* YOUR ASSIGNMENT
An exact copy of the listing is what the response must contain.

* RECORD EXCERPTS
━━━━━━━━━━━━━━━━

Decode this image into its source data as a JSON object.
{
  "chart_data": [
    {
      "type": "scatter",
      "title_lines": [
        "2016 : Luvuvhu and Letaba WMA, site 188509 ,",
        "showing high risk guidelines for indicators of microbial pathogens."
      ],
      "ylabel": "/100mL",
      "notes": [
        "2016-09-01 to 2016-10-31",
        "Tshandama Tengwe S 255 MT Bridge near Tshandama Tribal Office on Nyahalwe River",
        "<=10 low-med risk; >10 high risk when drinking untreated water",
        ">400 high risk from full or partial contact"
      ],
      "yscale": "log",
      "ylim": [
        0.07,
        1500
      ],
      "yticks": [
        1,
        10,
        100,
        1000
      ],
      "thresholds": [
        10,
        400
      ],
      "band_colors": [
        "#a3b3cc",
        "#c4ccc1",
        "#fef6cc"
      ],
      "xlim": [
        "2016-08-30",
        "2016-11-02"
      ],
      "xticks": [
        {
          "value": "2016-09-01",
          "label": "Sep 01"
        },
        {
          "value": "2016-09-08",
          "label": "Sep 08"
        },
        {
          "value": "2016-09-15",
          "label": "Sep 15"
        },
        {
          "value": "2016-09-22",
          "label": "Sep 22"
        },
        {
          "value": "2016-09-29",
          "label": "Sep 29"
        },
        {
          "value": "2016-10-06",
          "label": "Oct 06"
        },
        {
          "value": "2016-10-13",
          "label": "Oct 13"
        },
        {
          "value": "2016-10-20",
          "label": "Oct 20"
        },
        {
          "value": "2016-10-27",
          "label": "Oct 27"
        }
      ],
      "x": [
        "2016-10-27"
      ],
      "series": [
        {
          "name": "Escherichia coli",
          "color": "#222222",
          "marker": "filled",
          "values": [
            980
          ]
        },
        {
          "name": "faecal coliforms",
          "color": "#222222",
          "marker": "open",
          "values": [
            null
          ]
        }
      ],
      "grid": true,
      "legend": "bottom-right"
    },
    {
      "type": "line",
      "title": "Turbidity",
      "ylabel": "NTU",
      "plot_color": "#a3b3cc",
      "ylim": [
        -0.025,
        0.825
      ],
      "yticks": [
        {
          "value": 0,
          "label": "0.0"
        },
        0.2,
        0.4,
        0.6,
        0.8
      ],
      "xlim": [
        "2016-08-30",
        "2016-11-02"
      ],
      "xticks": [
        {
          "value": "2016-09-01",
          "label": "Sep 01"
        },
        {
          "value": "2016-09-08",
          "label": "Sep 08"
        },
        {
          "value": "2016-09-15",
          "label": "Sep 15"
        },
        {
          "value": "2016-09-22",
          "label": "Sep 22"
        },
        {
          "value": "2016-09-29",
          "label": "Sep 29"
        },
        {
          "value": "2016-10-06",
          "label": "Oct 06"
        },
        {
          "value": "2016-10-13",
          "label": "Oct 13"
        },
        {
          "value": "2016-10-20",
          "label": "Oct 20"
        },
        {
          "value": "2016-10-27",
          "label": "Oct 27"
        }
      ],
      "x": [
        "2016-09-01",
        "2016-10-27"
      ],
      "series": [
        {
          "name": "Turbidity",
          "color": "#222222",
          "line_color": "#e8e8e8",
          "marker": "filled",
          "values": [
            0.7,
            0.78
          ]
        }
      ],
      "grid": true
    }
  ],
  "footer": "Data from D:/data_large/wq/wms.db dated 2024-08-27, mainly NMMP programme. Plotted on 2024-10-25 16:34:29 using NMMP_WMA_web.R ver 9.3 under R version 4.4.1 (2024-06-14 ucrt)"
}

━━━━━━━━━━━━━━━━

* FINISHED EXERCISE
Decode this image into its source data as a JSON object.
{
  "chart_data": [
    {
      "type": "scatter",
      "title_lines": [
        "2016 : Luvuvhu and Letaba WMA, site 188509 ,",
        "showing high risk guidelines for indicators of microbial pathogens."
      ],
      "ylabel": "/100mL",
      "notes": [
        "2016-09-01 to 2016-10-31",
        "Tshandama Tengwe S 255 MT Bridge near Tshandama Tribal Office on Nyahalwe River",
        "<=10 low-med risk; >10 high risk when drinking untreated water",
        ">400 high risk from full or partial contact"
      ],
      "yscale": "log",
      "ylim": [
        0.07,
        1500
      ],
      "yticks": [
        1,
        10,
        100,
        1000
      ],
      "thresholds": [
        10,
        400
      ],
      "band_colors": [
        "#a3b3cc",
        "#c4ccc1",
        "#fef6cc"
      ],
      "xlim": [
        "2016-08-30",
        "2016-11-02"
      ],
      "xticks": [
        {
          "value": "2016-09-01",
          "label": "Sep 01"
        },
        {
          "value": "2016-09-08",
          "label": "Sep 08"
        },
        {
          "value": "2016-09-15",
          "label": "Sep 15"
        },
        {
          "value": "2016-09-22",
          "label": "Sep 22"
        },
        {
          "value": "2016-09-29",
          "label": "Sep 29"
        },
        {
          "value": "2016-10-06",
          "label": "Oct 06"
        },
        {
          "value": "2016-10-13",
          "label": "Oct 13"
        },
        {
          "value": "2016-10-20",
          "label": "Oct 20"
        },
        {
          "value": "2016-10-27",
          "label": "Oct 27"
        }
      ],
      "x": [
        "2016-10-27"
      ],
      "series": [
        {
          "name": "Escherichia coli",
          "color": "#222222",
          "marker": "filled",
          "values": [
            980
          ]
        },
        {
          "name": "faecal coliforms",
          "color": "#222222",
          "marker": "open",
          "values": [
            null
          ]
        }
      ],
      "grid": true,
      "legend": "bottom-right"
    },
    {
      "type": "line",
      "title": "Turbidity",
      "ylabel": "NTU",
      "plot_color": "#a3b3cc",
      "ylim": [
        -0.025,
        0.825
      ],
      "yticks": [
        {
          "value": 0,
          "label": "0.0"
        },
        0.2,
        0.4,
        0.6,
        0.8
      ],
      "xlim": [
        "2016-08-30",
        "2016-11-02"
      ],
      "xticks": [
        {
          "value": "2016-09-01",
          "label": "Sep 01"
        },
        {
          "value": "2016-09-08",
          "label": "Sep 08"
        },
        {
          "value": "2016-09-15",
          "label": "Sep 15"
        },
        {
          "value": "2016-09-22",
          "label": "Sep 22"
        },
        {
          "value": "2016-09-29",
          "label": "Sep 29"
        },
        {
          "value": "2016-10-06",
          "label": "Oct 06"
        },
        {
          "value": "2016-10-13",
          "label": "Oct 13"
        },
        {
          "value": "2016-10-20",
          "label": "Oct 20"
        },
        {
          "value": "2016-10-27",
          "label": "Oct 27"
        }
      ],
      "x": [
        "2016-09-01",
        "2016-10-27"
      ],
      "series": [
        {
          "name": "Turbidity",
          "color": "#222222",
          "line_color": "#e8e8e8",
          "marker": "filled",
          "values": [
            0.7,
            0.78
          ]
        }
      ],
      "grid": true
    }
  ],
  "footer": "Data from D:/data_large/wq/wms.db dated 2024-08-27, mainly NMMP programme. Plotted on 2024-10-25 16:34:29 using NMMP_WMA_web.R ver 9.3 under R version 4.4.1 (2024-06-14 ucrt)"
}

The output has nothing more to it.